**Aim**: Copy the stretch from "Patent image size: (994, 850)." through "The seat plate 5 is at (793, 550).", switching "perspective view" to "isometric view" and leaving everything else unchanged.

[start of Input data]

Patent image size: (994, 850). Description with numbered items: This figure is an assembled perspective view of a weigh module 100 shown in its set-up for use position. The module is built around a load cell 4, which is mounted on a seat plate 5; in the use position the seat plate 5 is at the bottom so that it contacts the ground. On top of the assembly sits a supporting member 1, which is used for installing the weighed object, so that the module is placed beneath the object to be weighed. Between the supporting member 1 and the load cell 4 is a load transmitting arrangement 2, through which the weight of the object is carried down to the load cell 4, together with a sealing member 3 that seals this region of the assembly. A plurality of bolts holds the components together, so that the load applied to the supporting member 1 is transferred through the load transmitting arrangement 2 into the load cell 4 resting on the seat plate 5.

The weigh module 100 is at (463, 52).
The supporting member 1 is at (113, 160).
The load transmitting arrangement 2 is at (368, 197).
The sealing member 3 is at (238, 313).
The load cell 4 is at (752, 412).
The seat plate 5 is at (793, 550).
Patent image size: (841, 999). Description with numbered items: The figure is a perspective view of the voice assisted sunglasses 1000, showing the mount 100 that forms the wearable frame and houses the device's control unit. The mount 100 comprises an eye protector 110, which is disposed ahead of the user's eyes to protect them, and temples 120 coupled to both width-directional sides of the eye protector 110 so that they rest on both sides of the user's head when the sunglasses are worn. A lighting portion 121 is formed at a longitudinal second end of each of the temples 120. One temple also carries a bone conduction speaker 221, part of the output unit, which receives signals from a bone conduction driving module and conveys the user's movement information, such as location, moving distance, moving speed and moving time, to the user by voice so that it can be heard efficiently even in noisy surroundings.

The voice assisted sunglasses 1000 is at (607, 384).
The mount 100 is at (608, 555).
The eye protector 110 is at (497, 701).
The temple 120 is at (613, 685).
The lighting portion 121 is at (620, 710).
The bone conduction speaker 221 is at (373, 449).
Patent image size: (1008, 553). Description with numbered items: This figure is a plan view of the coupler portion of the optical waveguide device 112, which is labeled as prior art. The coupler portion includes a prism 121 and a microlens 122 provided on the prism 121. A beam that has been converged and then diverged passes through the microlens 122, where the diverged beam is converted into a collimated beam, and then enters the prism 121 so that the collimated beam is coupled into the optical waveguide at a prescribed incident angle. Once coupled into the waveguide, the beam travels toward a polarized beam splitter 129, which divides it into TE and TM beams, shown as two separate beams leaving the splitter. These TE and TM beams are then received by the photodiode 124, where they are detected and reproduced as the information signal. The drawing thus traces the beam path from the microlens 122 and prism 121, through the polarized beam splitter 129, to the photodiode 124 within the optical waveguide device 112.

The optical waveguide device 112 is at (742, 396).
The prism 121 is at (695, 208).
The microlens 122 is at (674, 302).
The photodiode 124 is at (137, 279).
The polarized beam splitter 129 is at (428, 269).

[end of Input data]
[start of Input data]

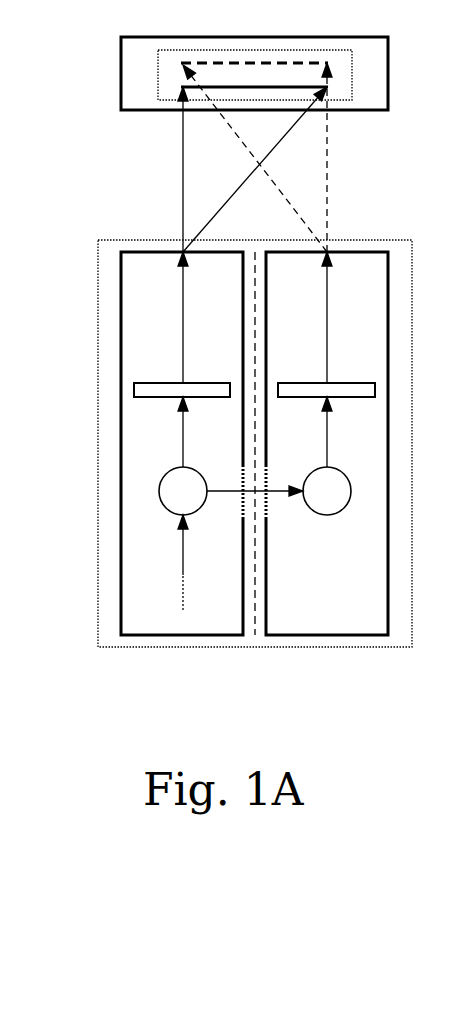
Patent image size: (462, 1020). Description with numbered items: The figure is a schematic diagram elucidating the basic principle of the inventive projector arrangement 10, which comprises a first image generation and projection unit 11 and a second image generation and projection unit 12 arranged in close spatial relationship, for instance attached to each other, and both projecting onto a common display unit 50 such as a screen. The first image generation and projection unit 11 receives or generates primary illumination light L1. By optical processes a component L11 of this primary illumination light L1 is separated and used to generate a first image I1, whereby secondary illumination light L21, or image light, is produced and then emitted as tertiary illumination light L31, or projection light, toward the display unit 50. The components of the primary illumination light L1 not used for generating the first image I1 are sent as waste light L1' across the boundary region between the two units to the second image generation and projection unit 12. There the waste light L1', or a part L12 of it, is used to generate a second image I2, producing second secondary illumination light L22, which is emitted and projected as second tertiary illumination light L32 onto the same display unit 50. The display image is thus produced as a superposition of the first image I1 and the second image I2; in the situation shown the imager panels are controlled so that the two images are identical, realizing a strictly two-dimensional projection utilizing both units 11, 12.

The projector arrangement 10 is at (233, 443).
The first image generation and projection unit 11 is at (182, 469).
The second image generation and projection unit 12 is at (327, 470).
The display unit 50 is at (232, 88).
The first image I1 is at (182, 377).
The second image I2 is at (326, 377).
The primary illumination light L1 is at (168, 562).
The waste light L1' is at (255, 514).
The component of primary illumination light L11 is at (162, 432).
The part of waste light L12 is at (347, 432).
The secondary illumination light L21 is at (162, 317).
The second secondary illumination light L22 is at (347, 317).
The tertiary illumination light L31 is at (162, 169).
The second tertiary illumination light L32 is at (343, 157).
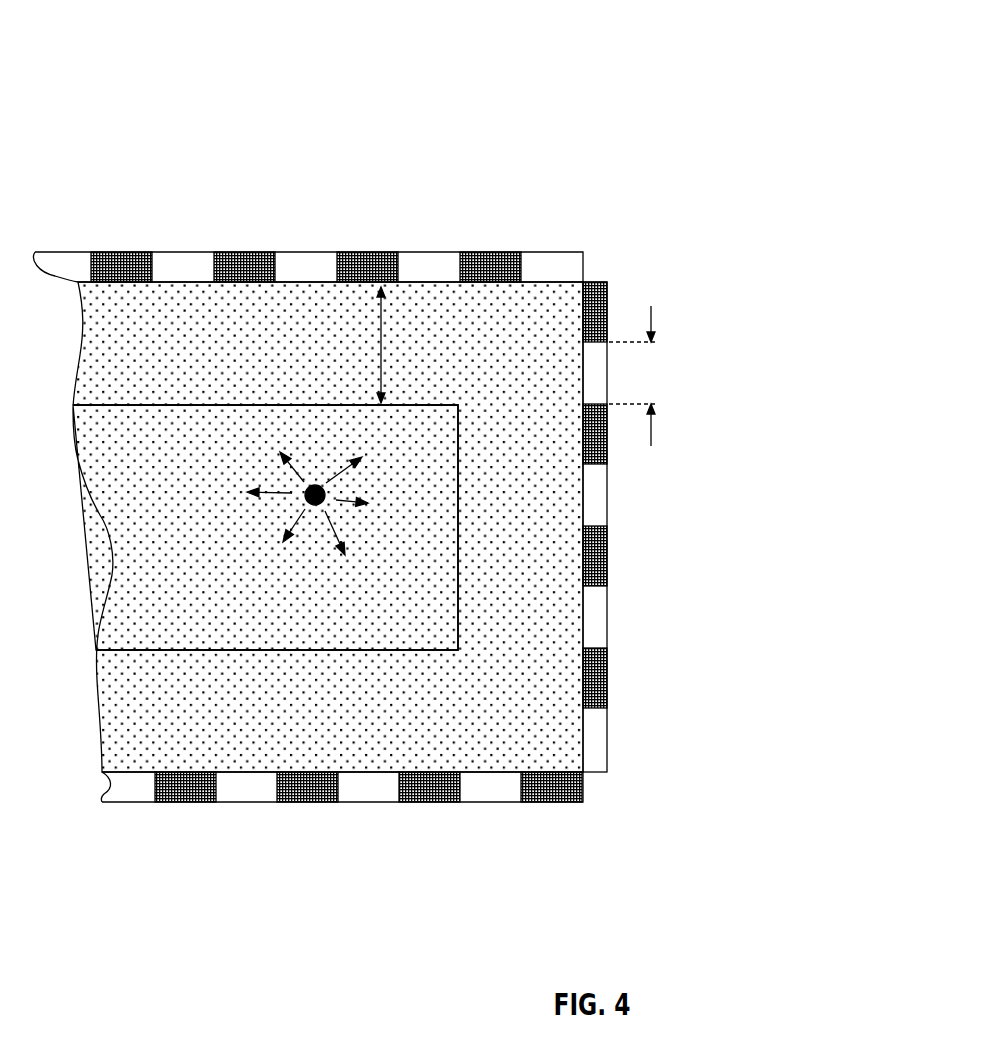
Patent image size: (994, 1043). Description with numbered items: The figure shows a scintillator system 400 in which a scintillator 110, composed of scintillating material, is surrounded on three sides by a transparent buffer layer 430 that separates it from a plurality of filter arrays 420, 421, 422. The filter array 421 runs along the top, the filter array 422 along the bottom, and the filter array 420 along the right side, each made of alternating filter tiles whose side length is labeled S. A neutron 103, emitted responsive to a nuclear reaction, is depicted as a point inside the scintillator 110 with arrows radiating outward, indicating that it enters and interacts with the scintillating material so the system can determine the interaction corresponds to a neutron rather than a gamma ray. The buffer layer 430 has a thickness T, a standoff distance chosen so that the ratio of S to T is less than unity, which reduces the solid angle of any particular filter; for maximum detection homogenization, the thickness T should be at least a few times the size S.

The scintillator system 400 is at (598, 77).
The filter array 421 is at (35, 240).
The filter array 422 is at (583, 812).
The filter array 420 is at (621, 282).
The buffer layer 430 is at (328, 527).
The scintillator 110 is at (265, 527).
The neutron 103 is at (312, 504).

[end of Input data]
[start of Input data]

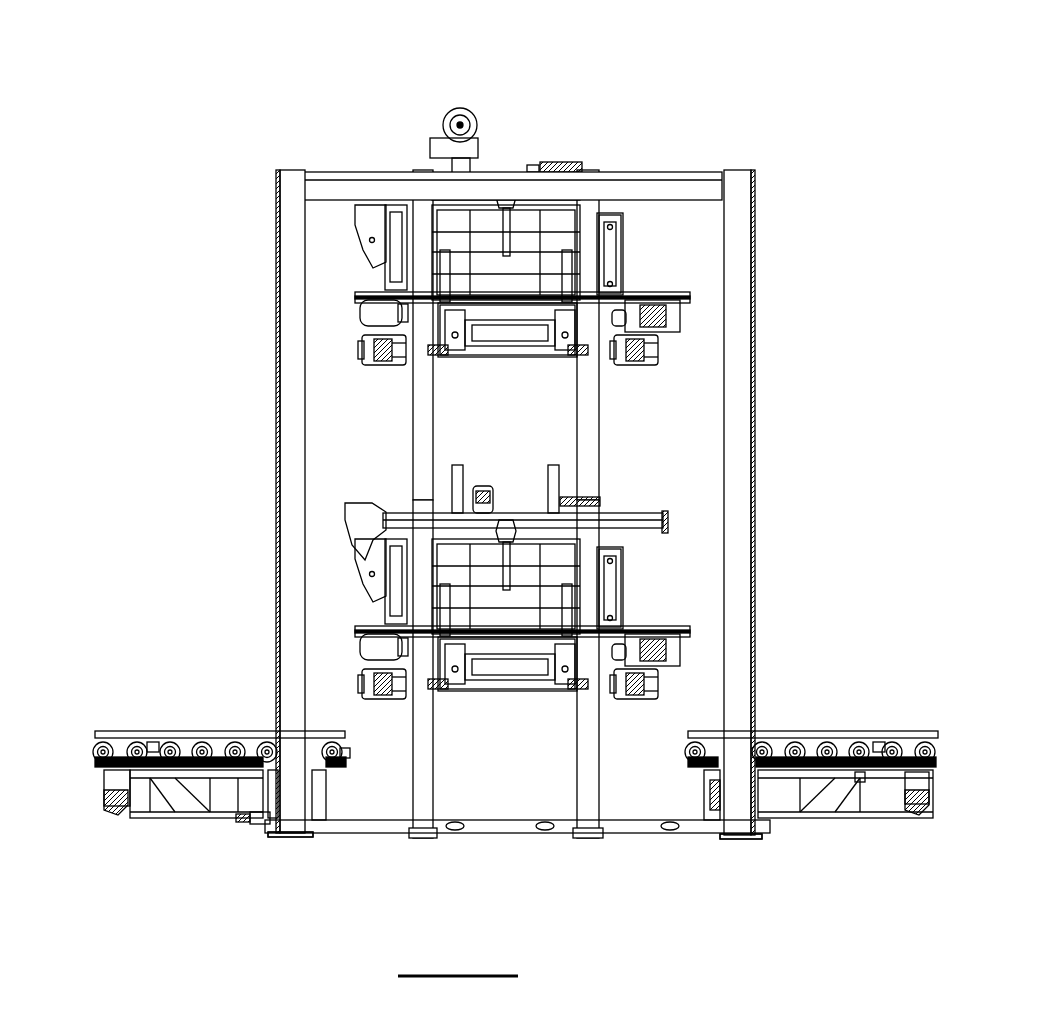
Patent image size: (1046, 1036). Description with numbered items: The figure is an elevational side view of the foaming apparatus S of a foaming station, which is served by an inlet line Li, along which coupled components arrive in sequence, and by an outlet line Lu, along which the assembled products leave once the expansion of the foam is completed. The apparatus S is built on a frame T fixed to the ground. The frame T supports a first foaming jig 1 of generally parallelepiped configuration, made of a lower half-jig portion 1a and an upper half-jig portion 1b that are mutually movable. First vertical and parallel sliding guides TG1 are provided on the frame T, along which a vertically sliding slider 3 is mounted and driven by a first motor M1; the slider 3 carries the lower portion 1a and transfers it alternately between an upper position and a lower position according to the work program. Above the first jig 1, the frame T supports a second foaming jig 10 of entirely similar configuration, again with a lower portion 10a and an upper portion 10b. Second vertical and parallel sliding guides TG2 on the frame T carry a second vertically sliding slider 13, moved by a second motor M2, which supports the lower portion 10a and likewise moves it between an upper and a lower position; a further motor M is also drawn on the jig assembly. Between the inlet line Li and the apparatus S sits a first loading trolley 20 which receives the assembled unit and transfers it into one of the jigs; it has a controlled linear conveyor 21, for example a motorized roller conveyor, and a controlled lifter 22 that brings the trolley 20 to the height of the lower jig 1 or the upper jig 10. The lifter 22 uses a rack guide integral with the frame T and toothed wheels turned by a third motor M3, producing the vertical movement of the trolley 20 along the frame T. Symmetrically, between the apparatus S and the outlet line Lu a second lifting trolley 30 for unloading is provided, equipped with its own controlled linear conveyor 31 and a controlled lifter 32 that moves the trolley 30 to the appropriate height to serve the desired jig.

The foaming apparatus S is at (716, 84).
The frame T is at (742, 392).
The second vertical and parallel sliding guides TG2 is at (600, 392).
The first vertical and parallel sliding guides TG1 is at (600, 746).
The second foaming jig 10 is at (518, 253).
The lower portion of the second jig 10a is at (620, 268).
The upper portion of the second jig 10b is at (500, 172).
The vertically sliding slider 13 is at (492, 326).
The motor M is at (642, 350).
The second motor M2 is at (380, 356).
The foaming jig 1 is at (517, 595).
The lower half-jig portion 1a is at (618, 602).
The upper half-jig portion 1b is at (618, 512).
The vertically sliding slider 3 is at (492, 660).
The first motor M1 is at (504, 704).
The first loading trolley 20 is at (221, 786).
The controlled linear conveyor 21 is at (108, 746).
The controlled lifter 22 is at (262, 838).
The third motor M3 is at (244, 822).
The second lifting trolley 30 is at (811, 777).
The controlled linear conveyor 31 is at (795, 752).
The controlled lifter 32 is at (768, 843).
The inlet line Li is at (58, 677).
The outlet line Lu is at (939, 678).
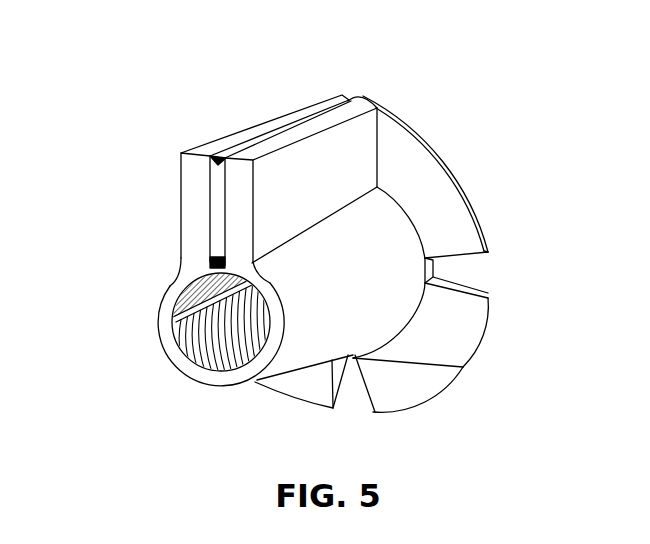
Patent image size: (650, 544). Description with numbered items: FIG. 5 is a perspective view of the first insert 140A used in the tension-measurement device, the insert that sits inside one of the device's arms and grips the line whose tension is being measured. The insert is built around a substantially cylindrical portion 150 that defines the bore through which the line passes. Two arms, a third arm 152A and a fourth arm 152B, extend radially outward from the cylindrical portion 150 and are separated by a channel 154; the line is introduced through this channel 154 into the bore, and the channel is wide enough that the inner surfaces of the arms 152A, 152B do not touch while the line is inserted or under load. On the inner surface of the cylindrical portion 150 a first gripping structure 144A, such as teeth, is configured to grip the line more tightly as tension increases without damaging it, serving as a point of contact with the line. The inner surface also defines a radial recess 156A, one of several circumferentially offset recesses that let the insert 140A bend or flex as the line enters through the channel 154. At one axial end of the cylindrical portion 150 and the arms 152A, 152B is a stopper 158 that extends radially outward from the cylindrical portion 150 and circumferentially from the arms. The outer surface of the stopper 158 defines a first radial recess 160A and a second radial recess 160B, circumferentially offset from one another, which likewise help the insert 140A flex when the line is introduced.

[end of Input data]

**Task response**:
Patent image size: (994, 850). Description with numbered items: This figure is an assembled isometric view of a weigh module 100 shown in its set-up for use position. The module is built around a load cell 4, which is mounted on a seat plate 5; in the use position the seat plate 5 is at the bottom so that it contacts the ground. On top of the assembly sits a supporting member 1, which is used for installing the weighed object, so that the module is placed beneath the object to be weighed. Between the supporting member 1 and the load cell 4 is a load transmitting arrangement 2, through which the weight of the object is carried down to the load cell 4, together with a sealing member 3 that seals this region of the assembly. A plurality of bolts holds the components together, so that the load applied to the supporting member 1 is transferred through the load transmitting arrangement 2 into the load cell 4 resting on the seat plate 5.

The weigh module 100 is at (463, 52).
The supporting member 1 is at (113, 160).
The load transmitting arrangement 2 is at (368, 197).
The sealing member 3 is at (238, 313).
The load cell 4 is at (752, 412).
The seat plate 5 is at (793, 550).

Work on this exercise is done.